**Exercise brief:**
Repeat the records below exactly as they appear.

**Data:**
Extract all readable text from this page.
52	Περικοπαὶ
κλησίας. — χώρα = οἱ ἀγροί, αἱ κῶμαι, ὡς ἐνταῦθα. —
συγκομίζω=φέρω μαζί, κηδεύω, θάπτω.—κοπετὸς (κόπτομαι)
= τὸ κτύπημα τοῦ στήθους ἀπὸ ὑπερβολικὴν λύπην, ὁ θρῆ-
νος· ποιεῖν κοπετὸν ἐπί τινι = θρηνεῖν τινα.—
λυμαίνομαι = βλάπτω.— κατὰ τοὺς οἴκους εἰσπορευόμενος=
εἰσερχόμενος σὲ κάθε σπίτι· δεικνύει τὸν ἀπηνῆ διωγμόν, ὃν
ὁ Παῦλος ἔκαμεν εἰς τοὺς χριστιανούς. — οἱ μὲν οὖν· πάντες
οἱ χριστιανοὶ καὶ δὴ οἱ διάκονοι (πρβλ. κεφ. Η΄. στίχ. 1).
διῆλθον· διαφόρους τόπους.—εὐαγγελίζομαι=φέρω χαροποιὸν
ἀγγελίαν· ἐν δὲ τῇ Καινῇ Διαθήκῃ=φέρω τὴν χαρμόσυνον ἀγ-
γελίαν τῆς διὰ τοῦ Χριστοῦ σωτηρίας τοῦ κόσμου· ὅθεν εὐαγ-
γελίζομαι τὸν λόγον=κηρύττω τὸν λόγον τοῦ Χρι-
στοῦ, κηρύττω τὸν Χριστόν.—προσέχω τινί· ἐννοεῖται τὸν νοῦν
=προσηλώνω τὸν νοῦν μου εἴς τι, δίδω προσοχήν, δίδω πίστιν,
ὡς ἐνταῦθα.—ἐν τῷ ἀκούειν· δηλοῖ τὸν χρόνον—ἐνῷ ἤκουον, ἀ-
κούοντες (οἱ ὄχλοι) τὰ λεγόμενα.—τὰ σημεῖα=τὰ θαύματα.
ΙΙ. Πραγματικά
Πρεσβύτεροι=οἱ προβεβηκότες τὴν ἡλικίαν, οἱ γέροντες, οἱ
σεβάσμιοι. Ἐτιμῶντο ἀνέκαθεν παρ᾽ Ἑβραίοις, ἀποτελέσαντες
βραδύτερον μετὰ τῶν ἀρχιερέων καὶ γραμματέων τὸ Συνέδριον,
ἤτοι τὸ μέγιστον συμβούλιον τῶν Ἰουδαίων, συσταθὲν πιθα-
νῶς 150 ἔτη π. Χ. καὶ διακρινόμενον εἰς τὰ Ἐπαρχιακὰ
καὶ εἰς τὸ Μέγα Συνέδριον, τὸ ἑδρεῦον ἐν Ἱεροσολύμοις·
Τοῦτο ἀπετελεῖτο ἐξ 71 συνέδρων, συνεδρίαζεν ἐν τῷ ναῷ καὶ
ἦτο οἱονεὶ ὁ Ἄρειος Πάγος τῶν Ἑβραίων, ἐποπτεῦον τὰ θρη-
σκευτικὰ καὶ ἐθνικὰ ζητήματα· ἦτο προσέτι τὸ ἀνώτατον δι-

**Final result:**
Extract all readable text from this page.
52	Περικοπαὶ
κλησίας. — χώρα = οἱ ἀγροί, αἱ κῶμαι, ὡς ἐνταῦθα. —
συγκομίζω=φέρω μαζί, κηδεύω, θάπτω.—κοπετὸς (κόπτομαι)
= τὸ κτύπημα τοῦ στήθους ἀπὸ ὑπερβολικὴν λύπην, ὁ θρῆ-
νος· ποιεῖν κοπετὸν ἐπί τινι = θρηνεῖν τινα.—
λυμαίνομαι = βλάπτω.— κατὰ τοὺς οἴκους εἰσπορευόμενος=
εἰσερχόμενος σὲ κάθε σπίτι· δεικνύει τὸν ἀπηνῆ διωγμόν, ὃν
ὁ Παῦλος ἔκαμεν εἰς τοὺς χριστιανούς. — οἱ μὲν οὖν· πάντες
οἱ χριστιανοὶ καὶ δὴ οἱ διάκονοι (πρβλ. κεφ. Η΄. στίχ. 1).
διῆλθον· διαφόρους τόπους.—εὐαγγελίζομαι=φέρω χαροποιὸν
ἀγγελίαν· ἐν δὲ τῇ Καινῇ Διαθήκῃ=φέρω τὴν χαρμόσυνον ἀγ-
γελίαν τῆς διὰ τοῦ Χριστοῦ σωτηρίας τοῦ κόσμου· ὅθεν εὐαγ-
γελίζομαι τὸν λόγον=κηρύττω τὸν λόγον τοῦ Χρι-
στοῦ, κηρύττω τὸν Χριστόν.—προσέχω τινί· ἐννοεῖται τὸν νοῦν
=προσηλώνω τὸν νοῦν μου εἴς τι, δίδω προσοχήν, δίδω πίστιν,
ὡς ἐνταῦθα.—ἐν τῷ ἀκούειν· δηλοῖ τὸν χρόνον—ἐνῷ ἤκουον, ἀ-
κούοντες (οἱ ὄχλοι) τὰ λεγόμενα.—τὰ σημεῖα=τὰ θαύματα.
ΙΙ. Πραγματικά
Πρεσβύτεροι=οἱ προβεβηκότες τὴν ἡλικίαν, οἱ γέροντες, οἱ
σεβάσμιοι. Ἐτιμῶντο ἀνέκαθεν παρ᾽ Ἑβραίοις, ἀποτελέσαντες
βραδύτερον μετὰ τῶν ἀρχιερέων καὶ γραμματέων τὸ Συνέδριον,
ἤτοι τὸ μέγιστον συμβούλιον τῶν Ἰουδαίων, συσταθὲν πιθα-
νῶς 150 ἔτη π. Χ. καὶ διακρινόμενον εἰς τὰ Ἐπαρχιακὰ
καὶ εἰς τὸ Μέγα Συνέδριον, τὸ ἑδρεῦον ἐν Ἱεροσολύμοις·
Τοῦτο ἀπετελεῖτο ἐξ 71 συνέδρων, συνεδρίαζεν ἐν τῷ ναῷ καὶ
ἦτο οἱονεὶ ὁ Ἄρειος Πάγος τῶν Ἑβραίων, ἐποπτεῦον τὰ θρη-
σκευτικὰ καὶ ἐθνικὰ ζητήματα· ἦτο προσέτι τὸ ἀνώτατον δι-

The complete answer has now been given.